*RECORDED DATA*
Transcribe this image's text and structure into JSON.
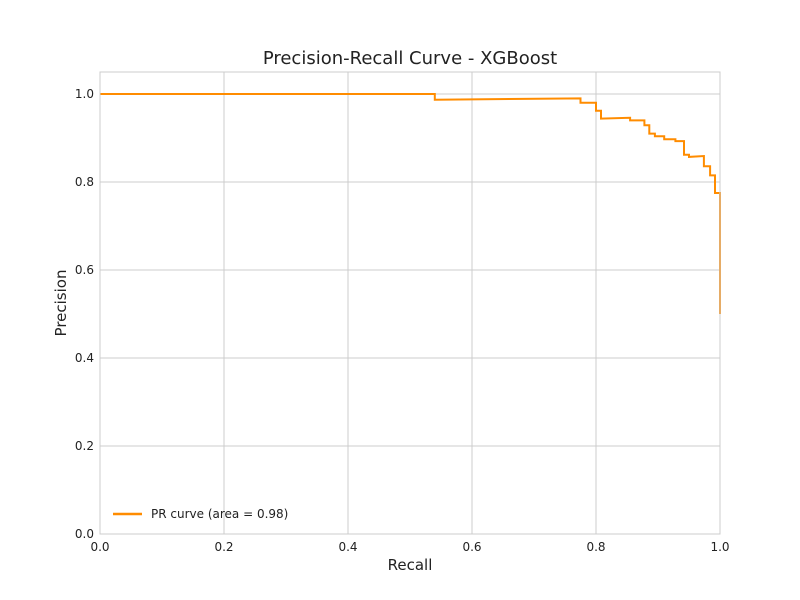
{
  "chart_data": {
    "type": "line",
    "title": "Precision-Recall Curve - XGBoost",
    "xlabel": "Recall",
    "ylabel": "Precision",
    "xlim": [
      0.0,
      1.0
    ],
    "ylim": [
      0.0,
      1.05
    ],
    "xticks": [
      0.0,
      0.2,
      0.4,
      0.6,
      0.8,
      1.0
    ],
    "xtick_labels": [
      "0.0",
      "0.2",
      "0.4",
      "0.6",
      "0.8",
      "1.0"
    ],
    "yticks": [
      0.0,
      0.2,
      0.4,
      0.6,
      0.8,
      1.0
    ],
    "ytick_labels": [
      "0.0",
      "0.2",
      "0.4",
      "0.6",
      "0.8",
      "1.0"
    ],
    "grid": true,
    "legend_position": "lower-left",
    "series": [
      {
        "name": "PR curve (area = 0.98)",
        "color": "#ff8c00",
        "points": [
          [
            0.0,
            1.0
          ],
          [
            0.54,
            1.0
          ],
          [
            0.54,
            0.987
          ],
          [
            0.775,
            0.99
          ],
          [
            0.775,
            0.98
          ],
          [
            0.8,
            0.98
          ],
          [
            0.8,
            0.962
          ],
          [
            0.808,
            0.962
          ],
          [
            0.808,
            0.944
          ],
          [
            0.855,
            0.946
          ],
          [
            0.855,
            0.94
          ],
          [
            0.878,
            0.94
          ],
          [
            0.878,
            0.929
          ],
          [
            0.886,
            0.929
          ],
          [
            0.886,
            0.91
          ],
          [
            0.895,
            0.91
          ],
          [
            0.895,
            0.904
          ],
          [
            0.91,
            0.904
          ],
          [
            0.91,
            0.897
          ],
          [
            0.928,
            0.897
          ],
          [
            0.928,
            0.893
          ],
          [
            0.942,
            0.893
          ],
          [
            0.942,
            0.862
          ],
          [
            0.95,
            0.862
          ],
          [
            0.95,
            0.857
          ],
          [
            0.974,
            0.859
          ],
          [
            0.974,
            0.836
          ],
          [
            0.984,
            0.836
          ],
          [
            0.984,
            0.815
          ],
          [
            0.992,
            0.815
          ],
          [
            0.992,
            0.775
          ],
          [
            0.999,
            0.775
          ],
          [
            1.0,
            0.775
          ],
          [
            1.0,
            0.5
          ]
        ]
      }
    ]
  }
}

*DIRECTIONS*
Sift through the entries and copy every line with "Recall".

*OUTPUT BELOW*
    "title": "Precision-Recall Curve - XGBoost",
    "xlabel": "Recall",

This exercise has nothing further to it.